- _TASK TO CARRY OUT_
Below are some records; reproduce every one of them exactly.

- _INFORMATION SUPPLIED_
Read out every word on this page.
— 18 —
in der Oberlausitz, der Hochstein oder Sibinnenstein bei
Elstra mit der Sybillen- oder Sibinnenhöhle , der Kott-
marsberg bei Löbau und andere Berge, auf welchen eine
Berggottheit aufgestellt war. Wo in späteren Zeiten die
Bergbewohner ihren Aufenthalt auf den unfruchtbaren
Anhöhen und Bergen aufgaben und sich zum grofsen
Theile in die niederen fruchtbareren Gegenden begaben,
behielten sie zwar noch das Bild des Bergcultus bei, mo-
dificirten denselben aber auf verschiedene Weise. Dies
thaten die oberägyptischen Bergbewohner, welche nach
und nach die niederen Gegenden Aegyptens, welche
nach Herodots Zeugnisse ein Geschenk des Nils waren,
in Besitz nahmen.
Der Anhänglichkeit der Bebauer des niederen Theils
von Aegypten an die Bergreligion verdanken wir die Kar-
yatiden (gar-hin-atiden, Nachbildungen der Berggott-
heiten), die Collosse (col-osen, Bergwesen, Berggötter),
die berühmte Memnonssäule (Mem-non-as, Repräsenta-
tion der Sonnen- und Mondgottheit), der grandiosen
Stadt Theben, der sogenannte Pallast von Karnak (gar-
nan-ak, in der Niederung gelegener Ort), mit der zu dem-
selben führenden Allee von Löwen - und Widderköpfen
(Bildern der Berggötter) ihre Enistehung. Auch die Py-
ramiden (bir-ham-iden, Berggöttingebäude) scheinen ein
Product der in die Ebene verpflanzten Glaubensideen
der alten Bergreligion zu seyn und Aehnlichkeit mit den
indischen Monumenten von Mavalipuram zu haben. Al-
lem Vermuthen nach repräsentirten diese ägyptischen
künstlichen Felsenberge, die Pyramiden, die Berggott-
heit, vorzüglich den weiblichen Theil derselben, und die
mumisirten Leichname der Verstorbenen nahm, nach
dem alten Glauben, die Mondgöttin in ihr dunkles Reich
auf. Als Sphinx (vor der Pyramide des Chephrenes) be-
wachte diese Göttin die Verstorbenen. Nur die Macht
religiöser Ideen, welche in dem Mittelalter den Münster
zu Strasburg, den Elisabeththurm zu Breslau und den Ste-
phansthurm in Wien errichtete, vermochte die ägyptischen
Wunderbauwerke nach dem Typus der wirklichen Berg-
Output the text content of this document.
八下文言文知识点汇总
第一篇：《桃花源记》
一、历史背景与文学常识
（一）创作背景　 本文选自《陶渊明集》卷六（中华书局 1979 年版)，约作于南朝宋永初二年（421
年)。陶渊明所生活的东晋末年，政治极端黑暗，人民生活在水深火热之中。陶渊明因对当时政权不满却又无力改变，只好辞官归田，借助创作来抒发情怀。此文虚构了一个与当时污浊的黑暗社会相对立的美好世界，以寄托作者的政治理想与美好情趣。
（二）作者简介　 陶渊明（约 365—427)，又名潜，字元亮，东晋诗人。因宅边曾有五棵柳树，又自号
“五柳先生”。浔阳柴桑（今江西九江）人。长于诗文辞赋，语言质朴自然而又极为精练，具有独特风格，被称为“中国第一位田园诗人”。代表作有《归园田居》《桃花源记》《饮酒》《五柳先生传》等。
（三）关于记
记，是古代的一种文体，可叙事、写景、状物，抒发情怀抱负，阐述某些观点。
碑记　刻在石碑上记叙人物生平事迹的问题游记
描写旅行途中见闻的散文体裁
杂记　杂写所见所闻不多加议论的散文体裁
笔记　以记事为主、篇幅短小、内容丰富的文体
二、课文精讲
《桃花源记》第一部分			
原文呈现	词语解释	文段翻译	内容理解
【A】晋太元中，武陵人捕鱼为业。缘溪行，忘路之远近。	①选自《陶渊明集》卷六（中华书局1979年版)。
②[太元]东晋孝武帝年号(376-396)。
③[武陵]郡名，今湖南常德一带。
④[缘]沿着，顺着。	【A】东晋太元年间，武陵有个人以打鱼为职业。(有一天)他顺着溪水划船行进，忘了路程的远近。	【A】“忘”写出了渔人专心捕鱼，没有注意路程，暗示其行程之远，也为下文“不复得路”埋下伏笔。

- _FINISHED ANSWER_
Read out every word on this page.
— 18 —
in der Oberlausitz, der Hochstein oder Sibinnenstein bei
Elstra mit der Sybillen- oder Sibinnenhöhle , der Kott-
marsberg bei Löbau und andere Berge, auf welchen eine
Berggottheit aufgestellt war. Wo in späteren Zeiten die
Bergbewohner ihren Aufenthalt auf den unfruchtbaren
Anhöhen und Bergen aufgaben und sich zum grofsen
Theile in die niederen fruchtbareren Gegenden begaben,
behielten sie zwar noch das Bild des Bergcultus bei, mo-
dificirten denselben aber auf verschiedene Weise. Dies
thaten die oberägyptischen Bergbewohner, welche nach
und nach die niederen Gegenden Aegyptens, welche
nach Herodots Zeugnisse ein Geschenk des Nils waren,
in Besitz nahmen.
Der Anhänglichkeit der Bebauer des niederen Theils
von Aegypten an die Bergreligion verdanken wir die Kar-
yatiden (gar-hin-atiden, Nachbildungen der Berggott-
heiten), die Collosse (col-osen, Bergwesen, Berggötter),
die berühmte Memnonssäule (Mem-non-as, Repräsenta-
tion der Sonnen- und Mondgottheit), der grandiosen
Stadt Theben, der sogenannte Pallast von Karnak (gar-
nan-ak, in der Niederung gelegener Ort), mit der zu dem-
selben führenden Allee von Löwen - und Widderköpfen
(Bildern der Berggötter) ihre Enistehung. Auch die Py-
ramiden (bir-ham-iden, Berggöttingebäude) scheinen ein
Product der in die Ebene verpflanzten Glaubensideen
der alten Bergreligion zu seyn und Aehnlichkeit mit den
indischen Monumenten von Mavalipuram zu haben. Al-
lem Vermuthen nach repräsentirten diese ägyptischen
künstlichen Felsenberge, die Pyramiden, die Berggott-
heit, vorzüglich den weiblichen Theil derselben, und die
mumisirten Leichname der Verstorbenen nahm, nach
dem alten Glauben, die Mondgöttin in ihr dunkles Reich
auf. Als Sphinx (vor der Pyramide des Chephrenes) be-
wachte diese Göttin die Verstorbenen. Nur die Macht
religiöser Ideen, welche in dem Mittelalter den Münster
zu Strasburg, den Elisabeththurm zu Breslau und den Ste-
phansthurm in Wien errichtete, vermochte die ägyptischen
Wunderbauwerke nach dem Typus der wirklichen Berg-
Output the text content of this document.
八下文言文知识点汇总
第一篇：《桃花源记》
一、历史背景与文学常识
（一）创作背景　 本文选自《陶渊明集》卷六（中华书局 1979 年版)，约作于南朝宋永初二年（421
年)。陶渊明所生活的东晋末年，政治极端黑暗，人民生活在水深火热之中。陶渊明因对当时政权不满却又无力改变，只好辞官归田，借助创作来抒发情怀。此文虚构了一个与当时污浊的黑暗社会相对立的美好世界，以寄托作者的政治理想与美好情趣。
（二）作者简介　 陶渊明（约 365—427)，又名潜，字元亮，东晋诗人。因宅边曾有五棵柳树，又自号
“五柳先生”。浔阳柴桑（今江西九江）人。长于诗文辞赋，语言质朴自然而又极为精练，具有独特风格，被称为“中国第一位田园诗人”。代表作有《归园田居》《桃花源记》《饮酒》《五柳先生传》等。
（三）关于记
记，是古代的一种文体，可叙事、写景、状物，抒发情怀抱负，阐述某些观点。
碑记　刻在石碑上记叙人物生平事迹的问题游记
描写旅行途中见闻的散文体裁
杂记　杂写所见所闻不多加议论的散文体裁
笔记　以记事为主、篇幅短小、内容丰富的文体
二、课文精讲
《桃花源记》第一部分			
原文呈现	词语解释	文段翻译	内容理解
【A】晋太元中，武陵人捕鱼为业。缘溪行，忘路之远近。	①选自《陶渊明集》卷六（中华书局1979年版)。
②[太元]东晋孝武帝年号(376-396)。
③[武陵]郡名，今湖南常德一带。
④[缘]沿着，顺着。	【A】东晋太元年间，武陵有个人以打鱼为职业。(有一天)他顺着溪水划船行进，忘了路程的远近。	【A】“忘”写出了渔人专心捕鱼，没有注意路程，暗示其行程之远，也为下文“不复得路”埋下伏笔。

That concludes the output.